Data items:

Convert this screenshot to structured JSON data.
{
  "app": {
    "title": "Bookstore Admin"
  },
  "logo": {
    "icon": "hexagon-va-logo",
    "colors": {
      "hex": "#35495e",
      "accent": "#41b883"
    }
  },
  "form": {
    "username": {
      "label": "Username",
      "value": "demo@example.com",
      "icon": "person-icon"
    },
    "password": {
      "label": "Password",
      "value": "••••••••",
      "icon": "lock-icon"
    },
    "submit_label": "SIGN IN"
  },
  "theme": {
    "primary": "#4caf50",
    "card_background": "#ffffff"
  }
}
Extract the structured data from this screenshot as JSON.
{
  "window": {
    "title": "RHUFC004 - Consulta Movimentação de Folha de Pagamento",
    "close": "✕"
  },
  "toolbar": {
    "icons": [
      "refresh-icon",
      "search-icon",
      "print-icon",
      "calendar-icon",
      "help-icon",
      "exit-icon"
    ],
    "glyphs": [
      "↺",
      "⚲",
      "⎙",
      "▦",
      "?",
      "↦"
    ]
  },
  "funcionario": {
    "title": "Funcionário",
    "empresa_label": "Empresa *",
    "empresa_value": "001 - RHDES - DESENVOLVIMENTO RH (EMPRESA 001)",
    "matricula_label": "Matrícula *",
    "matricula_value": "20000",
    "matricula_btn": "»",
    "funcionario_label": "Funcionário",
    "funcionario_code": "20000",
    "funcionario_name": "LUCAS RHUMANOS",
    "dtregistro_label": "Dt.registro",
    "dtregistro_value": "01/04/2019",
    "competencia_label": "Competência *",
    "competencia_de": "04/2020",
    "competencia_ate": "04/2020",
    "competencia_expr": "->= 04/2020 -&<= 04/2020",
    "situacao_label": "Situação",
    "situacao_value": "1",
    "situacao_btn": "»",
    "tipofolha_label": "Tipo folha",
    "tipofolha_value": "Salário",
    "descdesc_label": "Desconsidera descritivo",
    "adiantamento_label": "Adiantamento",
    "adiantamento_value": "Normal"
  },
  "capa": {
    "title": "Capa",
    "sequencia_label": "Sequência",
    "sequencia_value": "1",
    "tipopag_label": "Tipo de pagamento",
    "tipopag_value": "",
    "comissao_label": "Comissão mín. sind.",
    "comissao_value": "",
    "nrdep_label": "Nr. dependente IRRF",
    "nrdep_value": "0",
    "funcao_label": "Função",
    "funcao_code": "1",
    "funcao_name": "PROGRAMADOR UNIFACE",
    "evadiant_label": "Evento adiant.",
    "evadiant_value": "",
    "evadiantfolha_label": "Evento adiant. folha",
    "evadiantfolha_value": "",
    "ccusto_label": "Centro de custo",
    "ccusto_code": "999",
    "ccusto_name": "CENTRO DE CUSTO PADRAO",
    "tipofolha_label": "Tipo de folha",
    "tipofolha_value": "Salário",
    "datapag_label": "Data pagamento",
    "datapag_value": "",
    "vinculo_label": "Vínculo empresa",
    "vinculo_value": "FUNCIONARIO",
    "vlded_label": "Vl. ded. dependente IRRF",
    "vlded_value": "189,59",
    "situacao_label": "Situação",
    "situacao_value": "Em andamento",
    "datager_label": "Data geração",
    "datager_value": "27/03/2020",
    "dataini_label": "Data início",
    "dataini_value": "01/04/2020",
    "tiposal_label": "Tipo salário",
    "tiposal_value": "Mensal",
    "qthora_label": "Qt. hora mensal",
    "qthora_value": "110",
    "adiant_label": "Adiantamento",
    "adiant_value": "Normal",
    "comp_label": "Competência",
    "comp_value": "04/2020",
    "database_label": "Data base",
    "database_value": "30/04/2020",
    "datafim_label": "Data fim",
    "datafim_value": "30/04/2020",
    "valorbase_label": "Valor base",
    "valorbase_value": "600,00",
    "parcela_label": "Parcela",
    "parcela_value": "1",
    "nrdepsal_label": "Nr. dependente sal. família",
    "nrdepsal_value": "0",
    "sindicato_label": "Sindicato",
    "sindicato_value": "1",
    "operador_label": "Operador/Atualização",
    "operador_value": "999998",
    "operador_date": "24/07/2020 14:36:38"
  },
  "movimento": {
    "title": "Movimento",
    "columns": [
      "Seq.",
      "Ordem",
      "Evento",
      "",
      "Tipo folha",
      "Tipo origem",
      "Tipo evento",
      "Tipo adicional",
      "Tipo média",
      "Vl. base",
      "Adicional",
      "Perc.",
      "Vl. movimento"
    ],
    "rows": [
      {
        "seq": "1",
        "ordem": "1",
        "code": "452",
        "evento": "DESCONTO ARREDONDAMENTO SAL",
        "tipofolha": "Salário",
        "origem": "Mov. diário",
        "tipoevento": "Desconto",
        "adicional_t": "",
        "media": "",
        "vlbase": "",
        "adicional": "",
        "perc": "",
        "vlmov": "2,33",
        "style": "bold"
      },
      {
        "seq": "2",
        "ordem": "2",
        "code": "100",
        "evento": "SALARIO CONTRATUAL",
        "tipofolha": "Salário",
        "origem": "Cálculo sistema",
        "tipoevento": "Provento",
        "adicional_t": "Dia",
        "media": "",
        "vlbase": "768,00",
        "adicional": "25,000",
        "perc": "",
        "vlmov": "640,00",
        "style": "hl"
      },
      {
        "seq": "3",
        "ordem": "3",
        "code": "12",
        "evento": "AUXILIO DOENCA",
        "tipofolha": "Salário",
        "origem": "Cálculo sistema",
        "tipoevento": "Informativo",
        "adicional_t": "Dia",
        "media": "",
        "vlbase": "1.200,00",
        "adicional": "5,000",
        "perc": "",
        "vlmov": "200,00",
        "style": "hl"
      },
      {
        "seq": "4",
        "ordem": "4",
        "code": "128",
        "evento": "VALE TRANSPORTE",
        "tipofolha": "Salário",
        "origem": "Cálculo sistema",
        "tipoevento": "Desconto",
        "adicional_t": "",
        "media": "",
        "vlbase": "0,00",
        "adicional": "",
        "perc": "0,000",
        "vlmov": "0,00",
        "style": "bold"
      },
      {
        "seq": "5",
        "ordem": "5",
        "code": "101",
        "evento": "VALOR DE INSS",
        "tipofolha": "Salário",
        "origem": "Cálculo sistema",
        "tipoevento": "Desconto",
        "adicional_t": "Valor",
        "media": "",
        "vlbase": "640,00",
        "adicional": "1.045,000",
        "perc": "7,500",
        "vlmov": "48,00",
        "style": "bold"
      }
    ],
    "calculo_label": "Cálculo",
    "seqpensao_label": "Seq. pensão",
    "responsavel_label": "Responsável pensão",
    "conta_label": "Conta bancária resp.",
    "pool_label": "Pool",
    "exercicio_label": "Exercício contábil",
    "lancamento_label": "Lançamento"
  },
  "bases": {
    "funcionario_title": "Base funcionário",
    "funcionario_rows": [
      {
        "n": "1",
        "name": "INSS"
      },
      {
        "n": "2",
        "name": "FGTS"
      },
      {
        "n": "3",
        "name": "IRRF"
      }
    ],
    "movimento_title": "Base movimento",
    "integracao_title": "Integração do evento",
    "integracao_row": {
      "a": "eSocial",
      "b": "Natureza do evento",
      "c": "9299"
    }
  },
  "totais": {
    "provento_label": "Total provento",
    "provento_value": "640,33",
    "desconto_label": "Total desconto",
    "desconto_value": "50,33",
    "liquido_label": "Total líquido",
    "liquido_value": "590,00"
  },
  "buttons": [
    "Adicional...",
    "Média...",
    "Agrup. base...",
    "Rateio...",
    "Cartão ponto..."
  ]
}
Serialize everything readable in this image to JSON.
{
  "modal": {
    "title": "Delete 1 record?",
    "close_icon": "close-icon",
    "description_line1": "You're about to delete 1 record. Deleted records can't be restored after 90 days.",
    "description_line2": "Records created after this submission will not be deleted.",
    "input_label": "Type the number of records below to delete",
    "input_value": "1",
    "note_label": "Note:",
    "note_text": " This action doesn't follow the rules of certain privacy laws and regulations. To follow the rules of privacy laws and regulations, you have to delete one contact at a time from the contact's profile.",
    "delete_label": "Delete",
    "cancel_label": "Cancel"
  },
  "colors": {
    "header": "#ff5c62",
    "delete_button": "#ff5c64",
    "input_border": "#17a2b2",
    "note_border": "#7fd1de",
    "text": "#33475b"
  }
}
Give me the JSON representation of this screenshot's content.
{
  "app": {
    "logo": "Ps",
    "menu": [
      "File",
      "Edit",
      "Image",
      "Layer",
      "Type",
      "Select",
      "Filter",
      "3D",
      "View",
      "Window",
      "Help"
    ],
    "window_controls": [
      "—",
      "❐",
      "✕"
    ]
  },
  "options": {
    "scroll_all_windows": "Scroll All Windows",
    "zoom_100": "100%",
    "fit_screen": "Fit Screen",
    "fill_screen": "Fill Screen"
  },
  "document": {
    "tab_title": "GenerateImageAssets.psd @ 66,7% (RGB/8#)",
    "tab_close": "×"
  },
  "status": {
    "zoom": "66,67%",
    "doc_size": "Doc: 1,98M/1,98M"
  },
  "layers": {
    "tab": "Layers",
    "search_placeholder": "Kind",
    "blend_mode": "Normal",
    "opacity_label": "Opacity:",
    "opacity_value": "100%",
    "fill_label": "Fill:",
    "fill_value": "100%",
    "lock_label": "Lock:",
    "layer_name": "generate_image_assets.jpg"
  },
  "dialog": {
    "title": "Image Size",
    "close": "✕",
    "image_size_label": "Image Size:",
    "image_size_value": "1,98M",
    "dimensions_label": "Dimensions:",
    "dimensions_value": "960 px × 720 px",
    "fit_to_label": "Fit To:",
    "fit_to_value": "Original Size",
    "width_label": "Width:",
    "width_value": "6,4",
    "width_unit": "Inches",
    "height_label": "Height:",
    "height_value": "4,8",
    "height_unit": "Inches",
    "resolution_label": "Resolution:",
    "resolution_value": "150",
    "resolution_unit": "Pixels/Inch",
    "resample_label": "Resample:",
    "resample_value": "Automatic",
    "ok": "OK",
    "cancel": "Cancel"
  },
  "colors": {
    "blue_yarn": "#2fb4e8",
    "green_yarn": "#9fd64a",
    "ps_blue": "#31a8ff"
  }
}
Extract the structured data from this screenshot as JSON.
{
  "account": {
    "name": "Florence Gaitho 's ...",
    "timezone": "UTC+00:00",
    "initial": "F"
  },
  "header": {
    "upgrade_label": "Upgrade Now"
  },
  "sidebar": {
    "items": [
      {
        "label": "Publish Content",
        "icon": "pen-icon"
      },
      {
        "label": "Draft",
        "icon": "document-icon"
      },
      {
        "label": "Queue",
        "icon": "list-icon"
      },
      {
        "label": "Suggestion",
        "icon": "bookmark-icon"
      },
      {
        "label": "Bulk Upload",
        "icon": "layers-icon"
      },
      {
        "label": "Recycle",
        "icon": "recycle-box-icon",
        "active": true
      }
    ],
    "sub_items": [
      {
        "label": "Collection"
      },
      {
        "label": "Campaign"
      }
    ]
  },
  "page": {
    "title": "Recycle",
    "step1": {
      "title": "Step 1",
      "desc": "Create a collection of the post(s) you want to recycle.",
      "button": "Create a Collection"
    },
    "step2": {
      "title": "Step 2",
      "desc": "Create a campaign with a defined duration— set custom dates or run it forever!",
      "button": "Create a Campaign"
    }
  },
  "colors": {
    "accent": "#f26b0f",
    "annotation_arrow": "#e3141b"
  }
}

## SET EXERCISE
Each line that has the word "after" should be copied.

## EXPECTED ANSWER
    "description_line1": "You're about to delete 1 record. Deleted records can't be restored after 90 days.",
    "description_line2": "Records created after this submission will not be deleted.",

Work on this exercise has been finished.